(Extracted records)
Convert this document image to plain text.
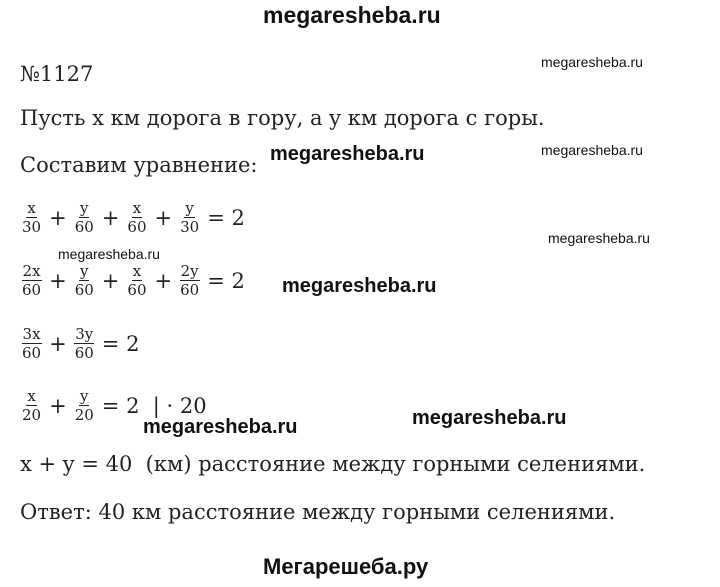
megaresheba.ru
№1127	megaresheba.ru
Пусть x км дорога в гору, а y км дорога с горы.
Составим уравнение: megaresheba.ru	megaresheba.ru
$\frac{x}{30} + \frac{y}{60} + \frac{x}{60} + \frac{y}{30} = 2$
megaresheba.ru
megaresheba.ru
$\frac{2x}{60} + \frac{y}{60} + \frac{x}{60} + \frac{2y}{60} = 2$	megaresheba.ru
$\frac{3x}{60} + \frac{3y}{60} = 2$
$\frac{x}{20} + \frac{y}{20} = 2$  | · 20
megaresheba.ru
megaresheba.ru
x + y = 40  (км) расстояние между горными селениями.
Ответ: 40 км расстояние между горными селениями.
Мегарешеба.ру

*What you should do:*
Set down every record once more, word for word, without pictures.

*Full answer:*
Convert this document image to plain text.
megaresheba.ru
№1127	megaresheba.ru
Пусть x км дорога в гору, а y км дорога с горы.
Составим уравнение: megaresheba.ru	megaresheba.ru
$\frac{x}{30} + \frac{y}{60} + \frac{x}{60} + \frac{y}{30} = 2$
megaresheba.ru
megaresheba.ru
$\frac{2x}{60} + \frac{y}{60} + \frac{x}{60} + \frac{2y}{60} = 2$	megaresheba.ru
$\frac{3x}{60} + \frac{3y}{60} = 2$
$\frac{x}{20} + \frac{y}{20} = 2$  | · 20
megaresheba.ru
megaresheba.ru
x + y = 40  (км) расстояние между горными селениями.
Ответ: 40 км расстояние между горными селениями.
Мегарешеба.ру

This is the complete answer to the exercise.